**EXERCISE DETAILS:** Print out every line, exactly as written.

**RECORDS FOR THIS TASK:**
--*--

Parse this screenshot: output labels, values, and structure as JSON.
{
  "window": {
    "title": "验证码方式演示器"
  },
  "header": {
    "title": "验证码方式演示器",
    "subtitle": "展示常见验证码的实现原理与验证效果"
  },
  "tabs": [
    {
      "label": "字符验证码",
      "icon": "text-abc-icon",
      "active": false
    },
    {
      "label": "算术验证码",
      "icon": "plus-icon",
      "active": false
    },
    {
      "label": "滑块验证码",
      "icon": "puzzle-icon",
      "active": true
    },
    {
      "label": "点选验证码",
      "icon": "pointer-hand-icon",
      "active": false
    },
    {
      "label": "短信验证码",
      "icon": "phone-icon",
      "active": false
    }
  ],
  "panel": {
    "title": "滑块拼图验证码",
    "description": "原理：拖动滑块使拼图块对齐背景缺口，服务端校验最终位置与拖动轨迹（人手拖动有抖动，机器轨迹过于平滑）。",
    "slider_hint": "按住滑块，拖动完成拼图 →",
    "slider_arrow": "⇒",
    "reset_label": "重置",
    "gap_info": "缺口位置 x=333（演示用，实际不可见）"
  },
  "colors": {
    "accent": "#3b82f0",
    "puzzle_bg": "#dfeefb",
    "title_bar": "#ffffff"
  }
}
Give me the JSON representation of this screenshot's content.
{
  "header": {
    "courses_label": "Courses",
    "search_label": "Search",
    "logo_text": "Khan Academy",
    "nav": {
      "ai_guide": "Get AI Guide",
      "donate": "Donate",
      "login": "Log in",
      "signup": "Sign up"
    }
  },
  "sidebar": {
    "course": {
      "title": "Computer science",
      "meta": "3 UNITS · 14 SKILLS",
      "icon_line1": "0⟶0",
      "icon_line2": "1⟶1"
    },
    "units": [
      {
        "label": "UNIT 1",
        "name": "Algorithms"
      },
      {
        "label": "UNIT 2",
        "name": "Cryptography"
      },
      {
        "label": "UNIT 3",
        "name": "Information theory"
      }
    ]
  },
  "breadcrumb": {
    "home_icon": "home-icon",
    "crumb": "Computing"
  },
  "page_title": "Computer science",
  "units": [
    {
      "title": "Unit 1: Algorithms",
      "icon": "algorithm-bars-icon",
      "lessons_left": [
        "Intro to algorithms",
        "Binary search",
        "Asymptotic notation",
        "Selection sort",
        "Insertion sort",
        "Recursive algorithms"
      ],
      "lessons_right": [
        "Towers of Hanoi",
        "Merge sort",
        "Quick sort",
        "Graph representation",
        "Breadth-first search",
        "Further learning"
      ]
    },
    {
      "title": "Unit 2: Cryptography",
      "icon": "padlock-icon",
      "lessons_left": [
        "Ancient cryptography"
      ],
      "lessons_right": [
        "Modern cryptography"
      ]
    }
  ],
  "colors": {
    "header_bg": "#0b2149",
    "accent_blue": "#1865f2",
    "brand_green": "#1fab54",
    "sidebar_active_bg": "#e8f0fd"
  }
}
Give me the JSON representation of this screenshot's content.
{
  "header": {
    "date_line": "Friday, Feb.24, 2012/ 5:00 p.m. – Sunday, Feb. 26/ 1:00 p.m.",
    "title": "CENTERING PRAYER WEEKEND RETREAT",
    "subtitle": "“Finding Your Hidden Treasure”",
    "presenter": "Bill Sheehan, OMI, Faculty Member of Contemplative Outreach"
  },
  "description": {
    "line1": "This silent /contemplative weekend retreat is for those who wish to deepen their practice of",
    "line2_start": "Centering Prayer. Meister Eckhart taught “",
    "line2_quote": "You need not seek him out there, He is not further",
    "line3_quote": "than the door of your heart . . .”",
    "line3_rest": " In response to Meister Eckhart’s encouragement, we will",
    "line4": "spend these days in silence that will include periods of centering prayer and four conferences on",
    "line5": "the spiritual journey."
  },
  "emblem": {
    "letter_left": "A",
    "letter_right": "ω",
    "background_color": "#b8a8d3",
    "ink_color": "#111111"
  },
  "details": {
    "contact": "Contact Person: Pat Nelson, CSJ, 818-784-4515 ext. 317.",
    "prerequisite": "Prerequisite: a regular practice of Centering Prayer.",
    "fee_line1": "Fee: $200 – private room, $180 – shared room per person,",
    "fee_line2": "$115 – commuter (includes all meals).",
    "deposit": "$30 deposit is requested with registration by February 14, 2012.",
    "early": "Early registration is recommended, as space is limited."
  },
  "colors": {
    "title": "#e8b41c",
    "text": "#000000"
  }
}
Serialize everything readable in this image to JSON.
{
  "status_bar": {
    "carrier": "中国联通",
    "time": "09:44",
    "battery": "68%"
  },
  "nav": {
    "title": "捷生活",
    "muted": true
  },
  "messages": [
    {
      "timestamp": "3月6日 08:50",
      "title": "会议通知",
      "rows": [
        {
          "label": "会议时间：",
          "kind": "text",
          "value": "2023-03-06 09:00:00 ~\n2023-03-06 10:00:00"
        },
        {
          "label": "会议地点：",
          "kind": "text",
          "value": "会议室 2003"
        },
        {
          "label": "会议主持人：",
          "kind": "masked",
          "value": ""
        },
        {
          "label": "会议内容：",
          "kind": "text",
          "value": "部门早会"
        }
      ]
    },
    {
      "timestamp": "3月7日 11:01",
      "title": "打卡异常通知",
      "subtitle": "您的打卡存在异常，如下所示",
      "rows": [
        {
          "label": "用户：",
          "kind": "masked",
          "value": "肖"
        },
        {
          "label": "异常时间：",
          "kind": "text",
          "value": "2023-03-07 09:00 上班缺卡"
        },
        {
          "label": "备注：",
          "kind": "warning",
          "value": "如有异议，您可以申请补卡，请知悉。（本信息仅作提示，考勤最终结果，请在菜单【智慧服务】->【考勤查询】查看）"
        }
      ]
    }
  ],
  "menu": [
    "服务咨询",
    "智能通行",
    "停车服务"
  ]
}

--*--

**TASK OUTPUT:**
Parse this screenshot: output labels, values, and structure as JSON.
{
  "window": {
    "title": "验证码方式演示器"
  },
  "header": {
    "title": "验证码方式演示器",
    "subtitle": "展示常见验证码的实现原理与验证效果"
  },
  "tabs": [
    {
      "label": "字符验证码",
      "icon": "text-abc-icon",
      "active": false
    },
    {
      "label": "算术验证码",
      "icon": "plus-icon",
      "active": false
    },
    {
      "label": "滑块验证码",
      "icon": "puzzle-icon",
      "active": true
    },
    {
      "label": "点选验证码",
      "icon": "pointer-hand-icon",
      "active": false
    },
    {
      "label": "短信验证码",
      "icon": "phone-icon",
      "active": false
    }
  ],
  "panel": {
    "title": "滑块拼图验证码",
    "description": "原理：拖动滑块使拼图块对齐背景缺口，服务端校验最终位置与拖动轨迹（人手拖动有抖动，机器轨迹过于平滑）。",
    "slider_hint": "按住滑块，拖动完成拼图 →",
    "slider_arrow": "⇒",
    "reset_label": "重置",
    "gap_info": "缺口位置 x=333（演示用，实际不可见）"
  },
  "colors": {
    "accent": "#3b82f0",
    "puzzle_bg": "#dfeefb",
    "title_bar": "#ffffff"
  }
}
Give me the JSON representation of this screenshot's content.
{
  "header": {
    "courses_label": "Courses",
    "search_label": "Search",
    "logo_text": "Khan Academy",
    "nav": {
      "ai_guide": "Get AI Guide",
      "donate": "Donate",
      "login": "Log in",
      "signup": "Sign up"
    }
  },
  "sidebar": {
    "course": {
      "title": "Computer science",
      "meta": "3 UNITS · 14 SKILLS",
      "icon_line1": "0⟶0",
      "icon_line2": "1⟶1"
    },
    "units": [
      {
        "label": "UNIT 1",
        "name": "Algorithms"
      },
      {
        "label": "UNIT 2",
        "name": "Cryptography"
      },
      {
        "label": "UNIT 3",
        "name": "Information theory"
      }
    ]
  },
  "breadcrumb": {
    "home_icon": "home-icon",
    "crumb": "Computing"
  },
  "page_title": "Computer science",
  "units": [
    {
      "title": "Unit 1: Algorithms",
      "icon": "algorithm-bars-icon",
      "lessons_left": [
        "Intro to algorithms",
        "Binary search",
        "Asymptotic notation",
        "Selection sort",
        "Insertion sort",
        "Recursive algorithms"
      ],
      "lessons_right": [
        "Towers of Hanoi",
        "Merge sort",
        "Quick sort",
        "Graph representation",
        "Breadth-first search",
        "Further learning"
      ]
    },
    {
      "title": "Unit 2: Cryptography",
      "icon": "padlock-icon",
      "lessons_left": [
        "Ancient cryptography"
      ],
      "lessons_right": [
        "Modern cryptography"
      ]
    }
  ],
  "colors": {
    "header_bg": "#0b2149",
    "accent_blue": "#1865f2",
    "brand_green": "#1fab54",
    "sidebar_active_bg": "#e8f0fd"
  }
}
Give me the JSON representation of this screenshot's content.
{
  "header": {
    "date_line": "Friday, Feb.24, 2012/ 5:00 p.m. – Sunday, Feb. 26/ 1:00 p.m.",
    "title": "CENTERING PRAYER WEEKEND RETREAT",
    "subtitle": "“Finding Your Hidden Treasure”",
    "presenter": "Bill Sheehan, OMI, Faculty Member of Contemplative Outreach"
  },
  "description": {
    "line1": "This silent /contemplative weekend retreat is for those who wish to deepen their practice of",
    "line2_start": "Centering Prayer. Meister Eckhart taught “",
    "line2_quote": "You need not seek him out there, He is not further",
    "line3_quote": "than the door of your heart . . .”",
    "line3_rest": " In response to Meister Eckhart’s encouragement, we will",
    "line4": "spend these days in silence that will include periods of centering prayer and four conferences on",
    "line5": "the spiritual journey."
  },
  "emblem": {
    "letter_left": "A",
    "letter_right": "ω",
    "background_color": "#b8a8d3",
    "ink_color": "#111111"
  },
  "details": {
    "contact": "Contact Person: Pat Nelson, CSJ, 818-784-4515 ext. 317.",
    "prerequisite": "Prerequisite: a regular practice of Centering Prayer.",
    "fee_line1": "Fee: $200 – private room, $180 – shared room per person,",
    "fee_line2": "$115 – commuter (includes all meals).",
    "deposit": "$30 deposit is requested with registration by February 14, 2012.",
    "early": "Early registration is recommended, as space is limited."
  },
  "colors": {
    "title": "#e8b41c",
    "text": "#000000"
  }
}
Serialize everything readable in this image to JSON.
{
  "status_bar": {
    "carrier": "中国联通",
    "time": "09:44",
    "battery": "68%"
  },
  "nav": {
    "title": "捷生活",
    "muted": true
  },
  "messages": [
    {
      "timestamp": "3月6日 08:50",
      "title": "会议通知",
      "rows": [
        {
          "label": "会议时间：",
          "kind": "text",
          "value": "2023-03-06 09:00:00 ~\n2023-03-06 10:00:00"
        },
        {
          "label": "会议地点：",
          "kind": "text",
          "value": "会议室 2003"
        },
        {
          "label": "会议主持人：",
          "kind": "masked",
          "value": ""
        },
        {
          "label": "会议内容：",
          "kind": "text",
          "value": "部门早会"
        }
      ]
    },
    {
      "timestamp": "3月7日 11:01",
      "title": "打卡异常通知",
      "subtitle": "您的打卡存在异常，如下所示",
      "rows": [
        {
          "label": "用户：",
          "kind": "masked",
          "value": "肖"
        },
        {
          "label": "异常时间：",
          "kind": "text",
          "value": "2023-03-07 09:00 上班缺卡"
        },
        {
          "label": "备注：",
          "kind": "warning",
          "value": "如有异议，您可以申请补卡，请知悉。（本信息仅作提示，考勤最终结果，请在菜单【智慧服务】->【考勤查询】查看）"
        }
      ]
    }
  ],
  "menu": [
    "服务咨询",
    "智能通行",
    "停车服务"
  ]
}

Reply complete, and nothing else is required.